====== Records supplied
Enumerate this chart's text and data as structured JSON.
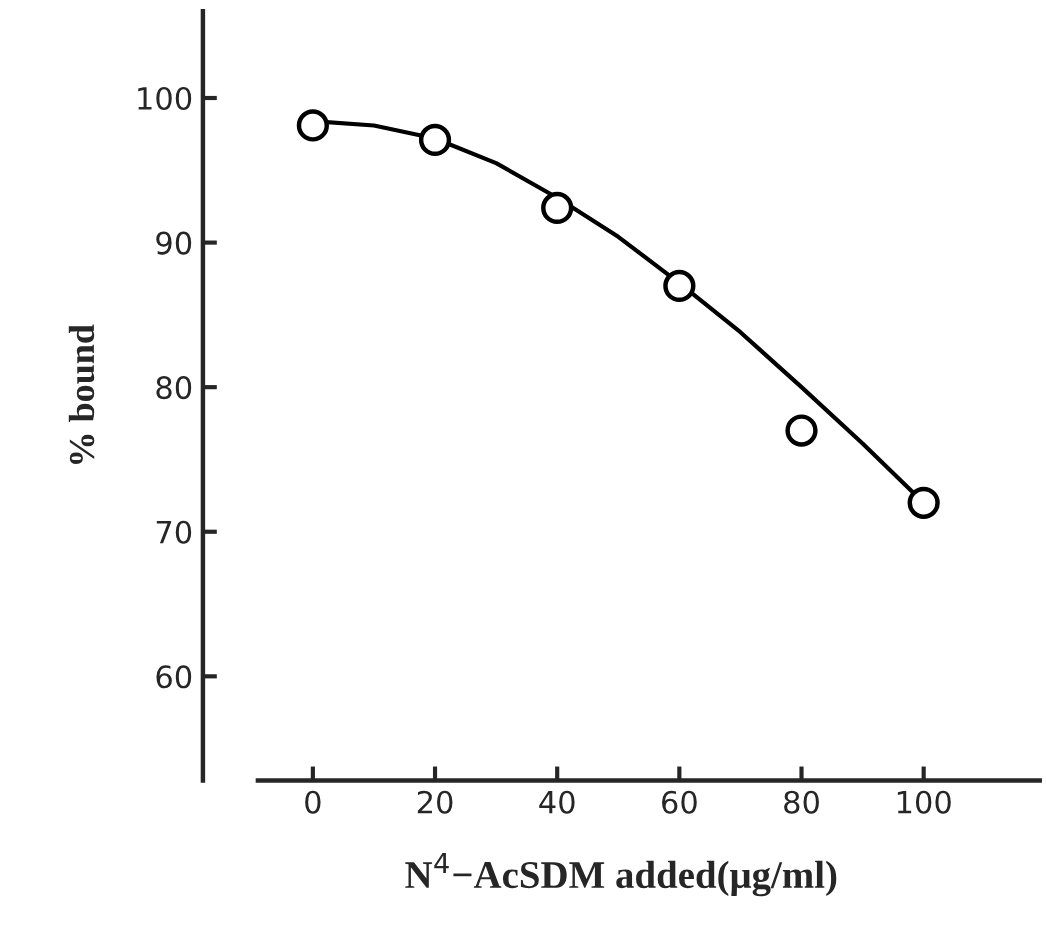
{
  "chart_data": {
    "type": "scatter",
    "xlabel": "N$^{4}$−AcSDM added(μg/ml)",
    "ylabel": "% bound",
    "xlim": [
      -18,
      119
    ],
    "ylim": [
      52.8,
      106
    ],
    "xticks": [
      0,
      20,
      40,
      60,
      80,
      100
    ],
    "yticks": [
      60,
      70,
      80,
      90,
      100
    ],
    "grid": false,
    "legend": false,
    "series": [
      {
        "marker": "circle",
        "color": "#000000",
        "x": [
          0,
          20,
          40,
          60,
          80,
          100
        ],
        "values": [
          98.1,
          97.1,
          92.4,
          87.0,
          77.0,
          72.0
        ]
      },
      {
        "type": "line",
        "color": "#000000",
        "line_style": "solid",
        "x": [
          0,
          10,
          20,
          30,
          40,
          50,
          60,
          70,
          80,
          90,
          100
        ],
        "values": [
          98.4,
          98.1,
          97.2,
          95.5,
          93.1,
          90.4,
          87.2,
          83.8,
          80.0,
          76.1,
          72.0
        ]
      }
    ]
  }
}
============
● **What is expected**: Reproduce all the entries that precede this task, word for word, minus any pictures.

● **Response to the exercise**:
Enumerate this chart's text and data as structured JSON.
{
  "chart_data": {
    "type": "scatter",
    "xlabel": "N$^{4}$−AcSDM added(μg/ml)",
    "ylabel": "% bound",
    "xlim": [
      -18,
      119
    ],
    "ylim": [
      52.8,
      106
    ],
    "xticks": [
      0,
      20,
      40,
      60,
      80,
      100
    ],
    "yticks": [
      60,
      70,
      80,
      90,
      100
    ],
    "grid": false,
    "legend": false,
    "series": [
      {
        "marker": "circle",
        "color": "#000000",
        "x": [
          0,
          20,
          40,
          60,
          80,
          100
        ],
        "values": [
          98.1,
          97.1,
          92.4,
          87.0,
          77.0,
          72.0
        ]
      },
      {
        "type": "line",
        "color": "#000000",
        "line_style": "solid",
        "x": [
          0,
          10,
          20,
          30,
          40,
          50,
          60,
          70,
          80,
          90,
          100
        ],
        "values": [
          98.4,
          98.1,
          97.2,
          95.5,
          93.1,
          90.4,
          87.2,
          83.8,
          80.0,
          76.1,
          72.0
        ]
      }
    ]
  }
}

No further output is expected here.